--- 练习说明 ---
把列表中从含有“table-row: Ott 23 0,4679 [134, 380, 497, 454]”的那一行到含有“page-title: L’ANDAMENTO DELL’INDICE”的那一行（首尾两行都算在内）填入一个 Markdown 表格，只处理这些行。表格设“序号”和“内容”两列，分别写行号和该行文字，空行不计。
_ _ _ _ _
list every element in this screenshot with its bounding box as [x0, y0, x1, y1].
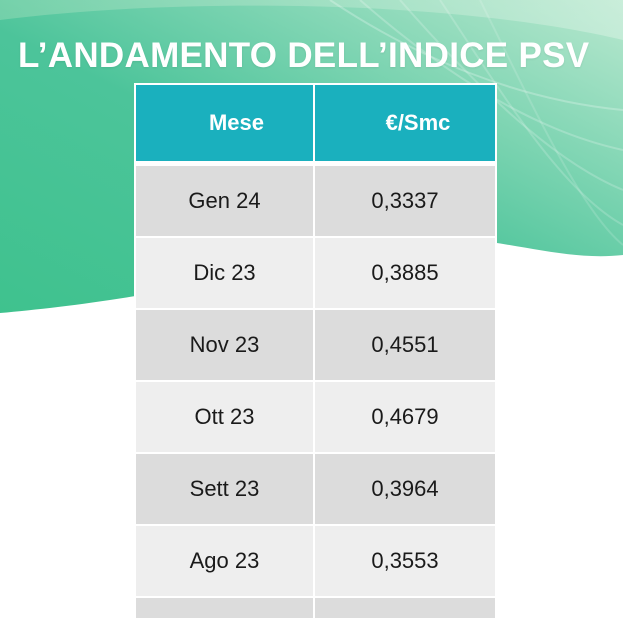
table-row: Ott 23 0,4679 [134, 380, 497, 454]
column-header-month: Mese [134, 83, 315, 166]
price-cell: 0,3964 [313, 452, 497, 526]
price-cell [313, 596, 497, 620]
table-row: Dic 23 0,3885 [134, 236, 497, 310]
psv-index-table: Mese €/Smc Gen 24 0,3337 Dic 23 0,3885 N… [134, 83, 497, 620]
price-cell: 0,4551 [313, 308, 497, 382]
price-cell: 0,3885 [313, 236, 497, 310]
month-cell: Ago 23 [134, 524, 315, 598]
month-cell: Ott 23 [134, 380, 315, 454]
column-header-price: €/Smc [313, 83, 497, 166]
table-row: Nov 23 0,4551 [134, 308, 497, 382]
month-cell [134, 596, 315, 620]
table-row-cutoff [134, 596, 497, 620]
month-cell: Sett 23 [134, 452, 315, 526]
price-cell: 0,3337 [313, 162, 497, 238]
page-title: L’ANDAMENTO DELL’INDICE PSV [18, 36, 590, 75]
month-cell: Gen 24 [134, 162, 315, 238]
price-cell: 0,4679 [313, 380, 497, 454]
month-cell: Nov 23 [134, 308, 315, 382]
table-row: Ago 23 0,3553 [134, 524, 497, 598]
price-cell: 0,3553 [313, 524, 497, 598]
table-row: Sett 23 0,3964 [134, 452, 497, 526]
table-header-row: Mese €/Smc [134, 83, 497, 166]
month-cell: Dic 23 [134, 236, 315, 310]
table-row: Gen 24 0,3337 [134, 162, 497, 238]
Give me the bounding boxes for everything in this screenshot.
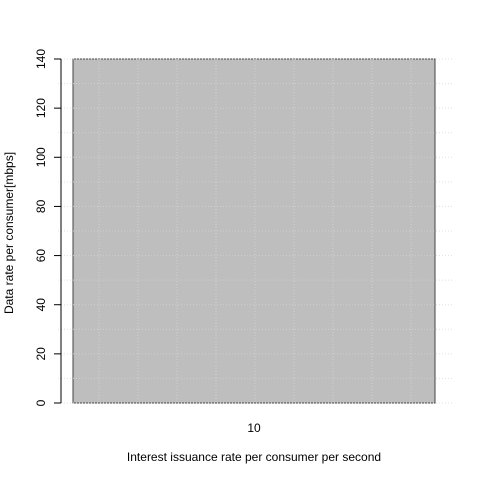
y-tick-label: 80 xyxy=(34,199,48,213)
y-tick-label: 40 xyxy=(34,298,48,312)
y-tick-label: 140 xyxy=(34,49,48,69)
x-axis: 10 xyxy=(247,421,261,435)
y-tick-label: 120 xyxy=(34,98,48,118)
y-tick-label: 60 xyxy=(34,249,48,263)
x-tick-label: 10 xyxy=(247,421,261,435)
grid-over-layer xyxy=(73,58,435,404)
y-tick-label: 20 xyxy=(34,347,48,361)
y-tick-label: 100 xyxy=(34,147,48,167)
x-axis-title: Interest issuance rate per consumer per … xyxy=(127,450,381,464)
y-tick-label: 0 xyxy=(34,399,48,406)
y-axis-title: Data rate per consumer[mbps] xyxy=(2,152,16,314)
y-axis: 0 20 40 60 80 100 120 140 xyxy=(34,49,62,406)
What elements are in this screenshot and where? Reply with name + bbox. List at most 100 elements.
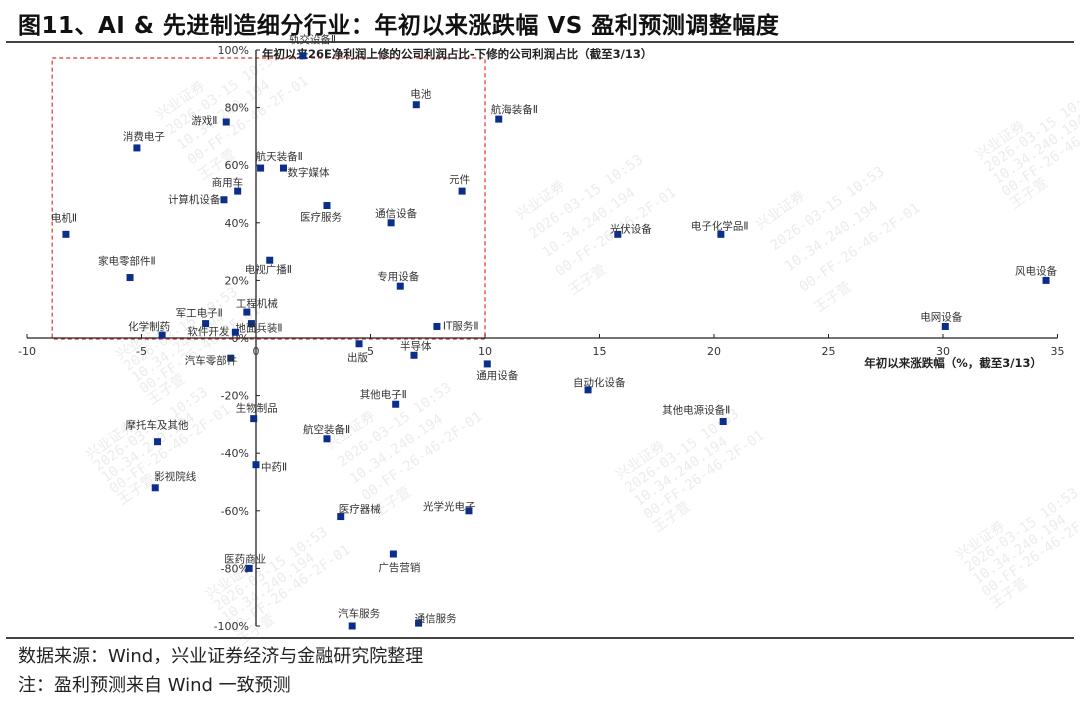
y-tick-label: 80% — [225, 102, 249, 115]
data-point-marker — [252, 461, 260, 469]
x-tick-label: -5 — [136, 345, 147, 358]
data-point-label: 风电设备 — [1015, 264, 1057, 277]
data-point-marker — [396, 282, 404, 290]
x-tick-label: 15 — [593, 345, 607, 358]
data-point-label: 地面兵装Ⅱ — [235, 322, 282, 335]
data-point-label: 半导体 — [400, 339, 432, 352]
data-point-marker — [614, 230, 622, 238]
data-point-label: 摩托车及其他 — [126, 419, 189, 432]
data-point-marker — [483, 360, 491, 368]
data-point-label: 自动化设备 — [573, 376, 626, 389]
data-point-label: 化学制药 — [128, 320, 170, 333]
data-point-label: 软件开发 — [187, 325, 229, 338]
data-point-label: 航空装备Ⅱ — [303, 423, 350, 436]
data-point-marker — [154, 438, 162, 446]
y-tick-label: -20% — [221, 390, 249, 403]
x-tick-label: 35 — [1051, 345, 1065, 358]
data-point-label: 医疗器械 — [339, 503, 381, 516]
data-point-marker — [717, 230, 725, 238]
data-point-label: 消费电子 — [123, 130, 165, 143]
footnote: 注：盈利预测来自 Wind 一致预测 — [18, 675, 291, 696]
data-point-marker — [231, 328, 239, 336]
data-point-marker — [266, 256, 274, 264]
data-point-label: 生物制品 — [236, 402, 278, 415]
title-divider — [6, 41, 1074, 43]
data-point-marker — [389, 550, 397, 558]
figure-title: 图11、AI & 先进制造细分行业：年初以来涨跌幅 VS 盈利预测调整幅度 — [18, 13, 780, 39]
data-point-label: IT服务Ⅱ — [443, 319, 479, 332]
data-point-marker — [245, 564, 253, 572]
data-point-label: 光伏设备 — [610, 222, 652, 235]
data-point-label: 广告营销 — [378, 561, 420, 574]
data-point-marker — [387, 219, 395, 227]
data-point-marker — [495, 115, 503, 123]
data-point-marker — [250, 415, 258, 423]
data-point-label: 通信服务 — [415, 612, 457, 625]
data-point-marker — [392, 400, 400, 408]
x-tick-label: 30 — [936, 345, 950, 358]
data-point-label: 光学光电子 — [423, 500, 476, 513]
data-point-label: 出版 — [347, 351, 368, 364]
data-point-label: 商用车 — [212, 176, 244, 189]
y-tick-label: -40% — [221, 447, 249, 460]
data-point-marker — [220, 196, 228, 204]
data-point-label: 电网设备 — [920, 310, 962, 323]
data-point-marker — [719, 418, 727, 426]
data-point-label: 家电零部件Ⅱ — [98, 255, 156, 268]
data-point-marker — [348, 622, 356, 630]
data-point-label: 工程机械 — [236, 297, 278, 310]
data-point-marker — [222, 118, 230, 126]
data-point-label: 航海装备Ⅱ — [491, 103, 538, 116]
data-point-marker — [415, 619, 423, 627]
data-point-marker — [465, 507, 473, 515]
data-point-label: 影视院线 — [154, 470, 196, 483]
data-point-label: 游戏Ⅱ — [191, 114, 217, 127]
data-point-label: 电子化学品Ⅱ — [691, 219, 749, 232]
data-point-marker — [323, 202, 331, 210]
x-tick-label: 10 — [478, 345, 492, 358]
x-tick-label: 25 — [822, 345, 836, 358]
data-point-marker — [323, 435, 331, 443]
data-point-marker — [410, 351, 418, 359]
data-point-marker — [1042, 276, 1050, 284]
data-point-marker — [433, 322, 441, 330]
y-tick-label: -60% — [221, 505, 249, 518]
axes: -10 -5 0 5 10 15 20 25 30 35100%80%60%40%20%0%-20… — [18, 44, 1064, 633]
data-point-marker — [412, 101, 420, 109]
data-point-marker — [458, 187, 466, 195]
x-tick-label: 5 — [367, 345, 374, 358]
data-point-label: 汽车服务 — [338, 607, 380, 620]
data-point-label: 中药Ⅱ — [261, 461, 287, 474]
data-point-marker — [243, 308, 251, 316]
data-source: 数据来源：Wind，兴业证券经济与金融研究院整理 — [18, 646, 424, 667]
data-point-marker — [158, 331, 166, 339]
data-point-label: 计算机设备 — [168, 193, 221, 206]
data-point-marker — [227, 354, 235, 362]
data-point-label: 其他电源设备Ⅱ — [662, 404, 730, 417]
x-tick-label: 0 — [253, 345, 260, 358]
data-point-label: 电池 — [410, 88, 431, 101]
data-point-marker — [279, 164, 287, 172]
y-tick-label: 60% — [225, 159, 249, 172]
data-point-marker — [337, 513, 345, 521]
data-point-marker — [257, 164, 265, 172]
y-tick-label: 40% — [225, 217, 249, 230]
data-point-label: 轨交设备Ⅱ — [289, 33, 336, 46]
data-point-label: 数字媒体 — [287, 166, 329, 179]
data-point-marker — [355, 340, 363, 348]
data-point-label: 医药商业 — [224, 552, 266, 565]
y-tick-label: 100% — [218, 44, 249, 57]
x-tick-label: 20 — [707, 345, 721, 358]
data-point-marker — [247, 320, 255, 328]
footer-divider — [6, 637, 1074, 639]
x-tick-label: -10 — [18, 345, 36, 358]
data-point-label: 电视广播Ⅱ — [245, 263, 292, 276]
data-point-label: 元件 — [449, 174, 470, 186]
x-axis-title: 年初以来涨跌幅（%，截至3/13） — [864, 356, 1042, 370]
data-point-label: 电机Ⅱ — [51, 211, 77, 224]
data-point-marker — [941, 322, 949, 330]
_ _ _ _ _
--- 任务结果 ---
| 序号 | 内容 |
|---|---|
| 1 | table-row: Ott 23 0,4679 [134, 380, 497, 454] |
| 2 | column-header-month: Mese [134, 83, 315, 166] |
| 3 | price-cell: 0,3964 [313, 452, 497, 526] |
| 4 | price-cell [313, 596, 497, 620] |
| 5 | table-row: Dic 23 0,3885 [134, 236, 497, 310] |
| 6 | psv-index-table: Mese €/Smc Gen 24 0,3337 Dic 23 0,3885 N… [134, 83, 497, 620] |
| 7 | price-cell: 0,4551 [313, 308, 497, 382] |
| 8 | price-cell: 0,3885 [313, 236, 497, 310] |
| 9 | month-cell: Ago 23 [134, 524, 315, 598] |
| 10 | month-cell: Ott 23 [134, 380, 315, 454] |
| 11 | column-header-price: €/Smc [313, 83, 497, 166] |
| 12 | table-row: Nov 23 0,4551 [134, 308, 497, 382] |
| 13 | month-cell [134, 596, 315, 620] |
| 14 | table-row-cutoff [134, 596, 497, 620] |
| 15 | month-cell: Sett 23 [134, 452, 315, 526] |
| 16 | price-cell: 0,3337 [313, 162, 497, 238] |
| 17 | page-title: L’ANDAMENTO DELL’INDICE PSV [18, 36, 590, 75] |